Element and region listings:
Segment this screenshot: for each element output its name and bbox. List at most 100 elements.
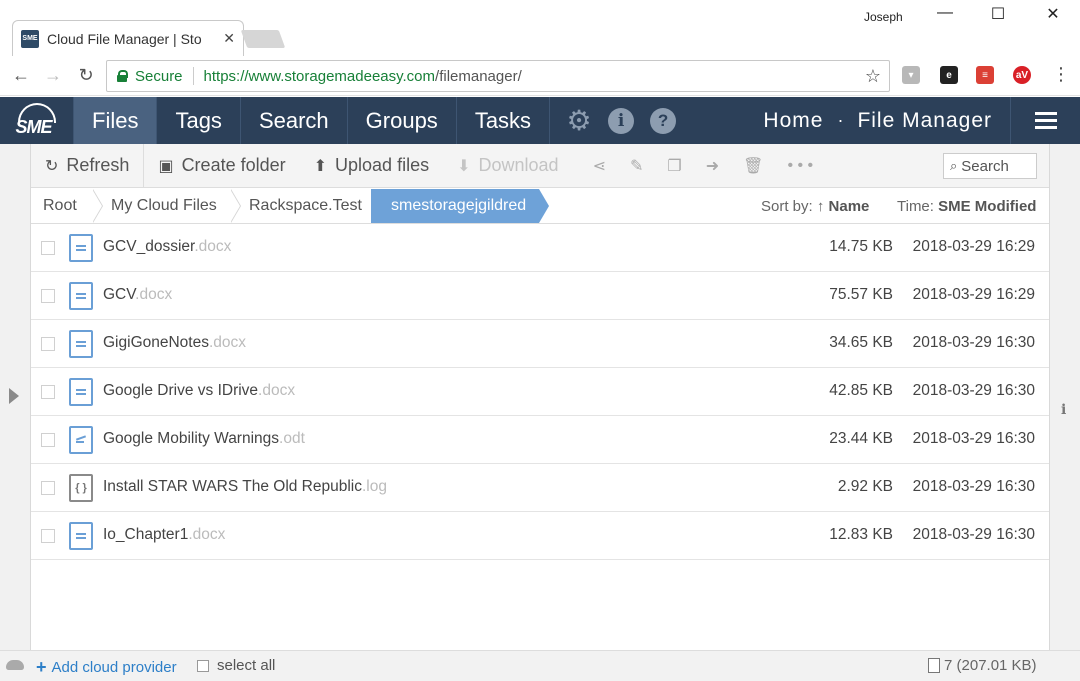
bookmark-star-icon[interactable]: ☆ — [865, 66, 881, 87]
table-row[interactable]: GCV.docx 75.57 KB 2018-03-29 16:29 — [31, 272, 1049, 320]
row-checkbox[interactable] — [41, 529, 55, 543]
download-button[interactable]: ⬇ Download — [443, 144, 572, 188]
crumb-rackspace-test[interactable]: Rackspace.Test — [249, 189, 362, 223]
upload-files-button[interactable]: ⬆ Upload files — [300, 144, 443, 188]
table-row[interactable]: Google Drive vs IDrive.docx 42.85 KB 201… — [31, 368, 1049, 416]
odt-document-icon — [69, 426, 93, 454]
row-checkbox[interactable] — [41, 289, 55, 303]
tab-title: Cloud File Manager | Sto — [47, 30, 202, 47]
evernote-extension-icon[interactable]: e — [940, 66, 958, 84]
crumb-root[interactable]: Root — [43, 189, 77, 223]
forward-arrow-icon[interactable]: → — [42, 65, 64, 86]
file-name[interactable]: Google Drive vs IDrive.docx — [103, 382, 295, 400]
tab-tags[interactable]: Tags — [157, 97, 241, 144]
file-size: 34.65 KB — [829, 334, 893, 351]
help-icon[interactable]: ? — [650, 107, 677, 134]
details-info-icon[interactable]: i — [1061, 402, 1066, 418]
right-panel-toggle[interactable]: i — [1050, 144, 1080, 650]
back-arrow-icon[interactable]: ← — [10, 65, 32, 86]
file-size: 42.85 KB — [829, 382, 893, 399]
refresh-button[interactable]: ↻ Refresh — [31, 143, 145, 188]
row-checkbox[interactable] — [41, 241, 55, 255]
sort-by-control[interactable]: Sort by: ↑ Name — [761, 198, 869, 215]
file-name[interactable]: Io_Chapter1.docx — [103, 526, 225, 544]
sme-cloud-logo-icon: SME — [14, 102, 60, 139]
hamburger-menu-icon[interactable] — [1010, 97, 1080, 144]
copy-icon[interactable]: ❐ — [655, 156, 693, 176]
table-row[interactable]: Google Mobility Warnings.odt 23.44 KB 20… — [31, 416, 1049, 464]
sme-logo[interactable]: SME — [0, 97, 74, 144]
status-bar: + Add cloud provider select all 7 (207.0… — [0, 650, 1080, 681]
table-row[interactable]: GCV_dossier.docx 14.75 KB 2018-03-29 16:… — [31, 224, 1049, 272]
sme-favicon-icon: SME — [21, 29, 39, 48]
document-icon — [69, 234, 93, 262]
tab-search[interactable]: Search — [241, 97, 348, 144]
file-date: 2018-03-29 16:30 — [912, 526, 1035, 543]
file-name[interactable]: GigiGoneNotes.docx — [103, 334, 246, 352]
plus-icon: + — [36, 657, 47, 677]
browser-tab[interactable]: SME Cloud File Manager | Sto ✕ — [12, 20, 244, 56]
tab-files[interactable]: Files — [74, 97, 158, 144]
trash-icon[interactable]: 🗑 — [731, 156, 775, 176]
shield-extension-icon[interactable]: ▾ — [902, 66, 920, 84]
search-button[interactable]: ⌕ Search — [943, 153, 1037, 179]
av-extension-icon[interactable]: aV — [1013, 66, 1031, 84]
tab-groups[interactable]: Groups — [348, 97, 457, 144]
edit-pencil-icon[interactable]: ✎ — [618, 156, 655, 176]
select-all-checkbox[interactable] — [197, 660, 209, 672]
settings-gear-icon[interactable]: ⚙ — [566, 105, 592, 136]
folder-plus-icon: ▣ — [158, 157, 174, 175]
table-row[interactable]: { } Install STAR WARS The Old Republic.l… — [31, 464, 1049, 512]
row-checkbox[interactable] — [41, 433, 55, 447]
window-close-icon[interactable]: ✕ — [1038, 4, 1068, 24]
table-row[interactable]: GigiGoneNotes.docx 34.65 KB 2018-03-29 1… — [31, 320, 1049, 368]
crumb-my-cloud-files[interactable]: My Cloud Files — [111, 189, 217, 223]
new-tab-button[interactable] — [240, 30, 286, 48]
search-icon: ⌕ — [950, 158, 958, 173]
reload-icon[interactable]: ↻ — [75, 65, 97, 86]
file-name[interactable]: Install STAR WARS The Old Republic.log — [103, 478, 387, 496]
move-arrow-icon[interactable]: ➜ — [694, 156, 731, 176]
file-size: 14.75 KB — [829, 238, 893, 255]
row-checkbox[interactable] — [41, 385, 55, 399]
breadcrumb-home[interactable]: Home — [763, 109, 823, 133]
todoist-extension-icon[interactable]: ≡ — [976, 66, 994, 84]
expand-arrow-icon[interactable] — [9, 388, 19, 404]
add-cloud-provider-link[interactable]: + Add cloud provider — [36, 657, 177, 678]
minimize-icon[interactable]: — — [930, 4, 960, 22]
document-icon — [69, 522, 93, 550]
left-panel-toggle[interactable] — [0, 144, 30, 650]
file-name[interactable]: GCV_dossier.docx — [103, 238, 231, 256]
file-size: 2.92 KB — [837, 478, 893, 495]
refresh-icon: ↻ — [45, 157, 59, 175]
select-all-label[interactable]: select all — [217, 657, 275, 674]
file-list: GCV_dossier.docx 14.75 KB 2018-03-29 16:… — [31, 224, 1049, 560]
file-name[interactable]: Google Mobility Warnings.odt — [103, 430, 305, 448]
address-bar[interactable]: Secure https://www.storagemadeeasy.com/f… — [106, 60, 890, 92]
page-title: File Manager — [857, 108, 992, 132]
info-icon[interactable]: i — [608, 107, 635, 134]
tab-tasks[interactable]: Tasks — [457, 97, 551, 144]
browser-profile-name[interactable]: Joseph — [864, 10, 903, 24]
row-checkbox[interactable] — [41, 337, 55, 351]
crumb-current-folder[interactable]: smestoragejgildred — [371, 189, 549, 223]
browser-toolbar: ← → ↻ Secure https://www.storagemadeeasy… — [0, 56, 1080, 96]
more-actions-button[interactable]: • • • — [775, 157, 825, 175]
time-mode-control[interactable]: Time: SME Modified — [897, 198, 1036, 215]
file-name[interactable]: GCV.docx — [103, 286, 172, 304]
row-checkbox[interactable] — [41, 481, 55, 495]
path-breadcrumb: Root My Cloud Files Rackspace.Test smest… — [31, 189, 1049, 224]
create-folder-button[interactable]: ▣ Create folder — [144, 144, 299, 188]
tab-close-icon[interactable]: ✕ — [223, 30, 235, 47]
document-icon — [69, 378, 93, 406]
file-date: 2018-03-29 16:30 — [912, 478, 1035, 495]
maximize-icon[interactable]: ☐ — [983, 4, 1013, 24]
file-size: 12.83 KB — [829, 526, 893, 543]
table-row[interactable]: Io_Chapter1.docx 12.83 KB 2018-03-29 16:… — [31, 512, 1049, 560]
document-icon — [69, 330, 93, 358]
crumb-chevron — [92, 189, 107, 223]
url-host: https://www.storagemadeeasy.com — [203, 67, 436, 85]
document-icon — [69, 282, 93, 310]
share-icon[interactable]: ⋖ — [573, 156, 618, 176]
browser-menu-icon[interactable]: ⋮ — [1052, 64, 1070, 85]
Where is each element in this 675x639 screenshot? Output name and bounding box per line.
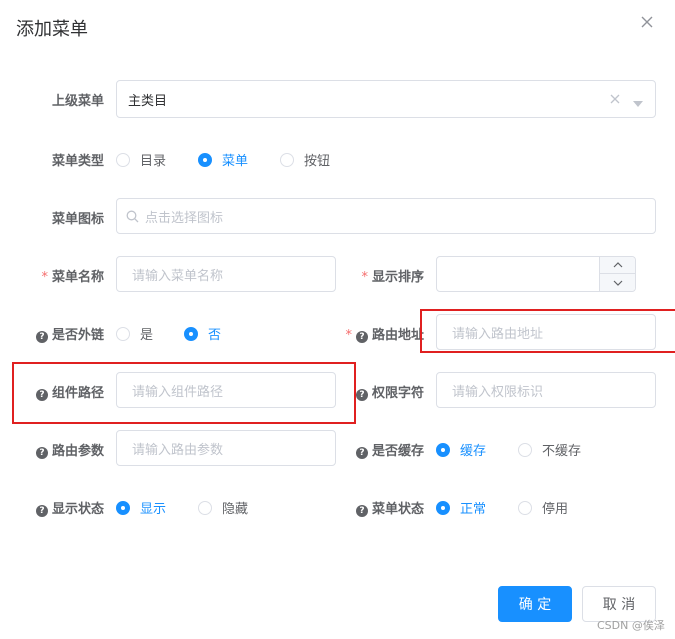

**Your goal**
Rename "row-checkbox" to "row-tickbox" in the records, from the line with "bookmark-star-icon[interactable]: ☆ —" up to and including the line with "upload-files-button[interactable]: ⬆ Upload". Output only those lines, with nothing else changed.

**Solution to this exercise**
bookmark-star-icon[interactable]: ☆ — [865, 66, 881, 87]
table-row[interactable]: GCV.docx 75.57 KB 2018-03-29 16:29 — [31, 272, 1049, 320]
row-tickbox[interactable] — [41, 529, 55, 543]
download-button[interactable]: ⬇ Download — [443, 144, 572, 188]
crumb-rackspace-test[interactable]: Rackspace.Test — [249, 189, 362, 223]
upload-files-button[interactable]: ⬆ Upload files — [300, 144, 443, 188]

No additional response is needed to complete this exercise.